## The problem
Repeat each line word for word.

[Dataset items]
■ ■ ■ ■
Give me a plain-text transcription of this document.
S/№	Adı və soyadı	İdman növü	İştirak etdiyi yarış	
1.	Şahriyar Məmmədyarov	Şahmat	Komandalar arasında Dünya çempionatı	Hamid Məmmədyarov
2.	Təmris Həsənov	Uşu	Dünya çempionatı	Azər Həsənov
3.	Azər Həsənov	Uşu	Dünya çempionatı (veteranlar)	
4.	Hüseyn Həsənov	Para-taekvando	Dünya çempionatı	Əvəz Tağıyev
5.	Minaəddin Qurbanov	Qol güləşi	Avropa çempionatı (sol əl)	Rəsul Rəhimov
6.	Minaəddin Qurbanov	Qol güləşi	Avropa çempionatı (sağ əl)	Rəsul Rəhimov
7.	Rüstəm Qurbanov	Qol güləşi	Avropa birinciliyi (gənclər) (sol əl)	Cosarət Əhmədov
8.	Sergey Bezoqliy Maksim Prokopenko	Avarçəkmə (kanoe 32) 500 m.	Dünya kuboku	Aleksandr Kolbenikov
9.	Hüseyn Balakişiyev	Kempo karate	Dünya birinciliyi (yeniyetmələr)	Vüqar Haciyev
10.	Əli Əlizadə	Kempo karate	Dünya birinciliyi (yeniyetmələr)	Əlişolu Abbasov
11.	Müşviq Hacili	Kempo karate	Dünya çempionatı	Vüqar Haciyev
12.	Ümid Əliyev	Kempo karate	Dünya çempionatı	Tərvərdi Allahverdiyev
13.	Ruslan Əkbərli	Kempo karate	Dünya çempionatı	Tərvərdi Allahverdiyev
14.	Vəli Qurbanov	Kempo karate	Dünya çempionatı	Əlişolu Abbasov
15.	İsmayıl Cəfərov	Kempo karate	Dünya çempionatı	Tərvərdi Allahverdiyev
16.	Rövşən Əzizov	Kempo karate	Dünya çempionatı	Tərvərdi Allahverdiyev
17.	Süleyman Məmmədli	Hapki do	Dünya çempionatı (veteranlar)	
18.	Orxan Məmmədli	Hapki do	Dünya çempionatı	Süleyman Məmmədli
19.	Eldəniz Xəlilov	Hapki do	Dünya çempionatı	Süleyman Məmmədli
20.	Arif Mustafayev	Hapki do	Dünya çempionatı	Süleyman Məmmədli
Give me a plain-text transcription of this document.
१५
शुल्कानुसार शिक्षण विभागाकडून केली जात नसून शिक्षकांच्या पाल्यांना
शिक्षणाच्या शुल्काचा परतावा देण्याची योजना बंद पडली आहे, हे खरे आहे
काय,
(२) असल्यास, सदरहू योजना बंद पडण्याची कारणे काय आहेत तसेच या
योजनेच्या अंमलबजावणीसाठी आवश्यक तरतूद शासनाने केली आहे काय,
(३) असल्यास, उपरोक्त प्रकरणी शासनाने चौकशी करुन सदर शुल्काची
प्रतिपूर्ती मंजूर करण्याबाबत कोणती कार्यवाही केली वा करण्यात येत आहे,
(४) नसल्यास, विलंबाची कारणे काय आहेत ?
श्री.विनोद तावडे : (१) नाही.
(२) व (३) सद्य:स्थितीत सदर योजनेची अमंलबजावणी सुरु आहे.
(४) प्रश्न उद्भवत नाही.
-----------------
■ ■ ■ ■
## Exercise result
Give me a plain-text transcription of this document.
S/№	Adı və soyadı	İdman növü	İştirak etdiyi yarış	
1.	Şahriyar Məmmədyarov	Şahmat	Komandalar arasında Dünya çempionatı	Hamid Məmmədyarov
2.	Təmris Həsənov	Uşu	Dünya çempionatı	Azər Həsənov
3.	Azər Həsənov	Uşu	Dünya çempionatı (veteranlar)	
4.	Hüseyn Həsənov	Para-taekvando	Dünya çempionatı	Əvəz Tağıyev
5.	Minaəddin Qurbanov	Qol güləşi	Avropa çempionatı (sol əl)	Rəsul Rəhimov
6.	Minaəddin Qurbanov	Qol güləşi	Avropa çempionatı (sağ əl)	Rəsul Rəhimov
7.	Rüstəm Qurbanov	Qol güləşi	Avropa birinciliyi (gənclər) (sol əl)	Cosarət Əhmədov
8.	Sergey Bezoqliy Maksim Prokopenko	Avarçəkmə (kanoe 32) 500 m.	Dünya kuboku	Aleksandr Kolbenikov
9.	Hüseyn Balakişiyev	Kempo karate	Dünya birinciliyi (yeniyetmələr)	Vüqar Haciyev
10.	Əli Əlizadə	Kempo karate	Dünya birinciliyi (yeniyetmələr)	Əlişolu Abbasov
11.	Müşviq Hacili	Kempo karate	Dünya çempionatı	Vüqar Haciyev
12.	Ümid Əliyev	Kempo karate	Dünya çempionatı	Tərvərdi Allahverdiyev
13.	Ruslan Əkbərli	Kempo karate	Dünya çempionatı	Tərvərdi Allahverdiyev
14.	Vəli Qurbanov	Kempo karate	Dünya çempionatı	Əlişolu Abbasov
15.	İsmayıl Cəfərov	Kempo karate	Dünya çempionatı	Tərvərdi Allahverdiyev
16.	Rövşən Əzizov	Kempo karate	Dünya çempionatı	Tərvərdi Allahverdiyev
17.	Süleyman Məmmədli	Hapki do	Dünya çempionatı (veteranlar)	
18.	Orxan Məmmədli	Hapki do	Dünya çempionatı	Süleyman Məmmədli
19.	Eldəniz Xəlilov	Hapki do	Dünya çempionatı	Süleyman Məmmədli
20.	Arif Mustafayev	Hapki do	Dünya çempionatı	Süleyman Məmmədli
Give me a plain-text transcription of this document.
१५
शुल्कानुसार शिक्षण विभागाकडून केली जात नसून शिक्षकांच्या पाल्यांना
शिक्षणाच्या शुल्काचा परतावा देण्याची योजना बंद पडली आहे, हे खरे आहे
काय,
(२) असल्यास, सदरहू योजना बंद पडण्याची कारणे काय आहेत तसेच या
योजनेच्या अंमलबजावणीसाठी आवश्यक तरतूद शासनाने केली आहे काय,
(३) असल्यास, उपरोक्त प्रकरणी शासनाने चौकशी करुन सदर शुल्काची
प्रतिपूर्ती मंजूर करण्याबाबत कोणती कार्यवाही केली वा करण्यात येत आहे,
(४) नसल्यास, विलंबाची कारणे काय आहेत ?
श्री.विनोद तावडे : (१) नाही.
(२) व (३) सद्य:स्थितीत सदर योजनेची अमंलबजावणी सुरु आहे.
(४) प्रश्न उद्भवत नाही.
-----------------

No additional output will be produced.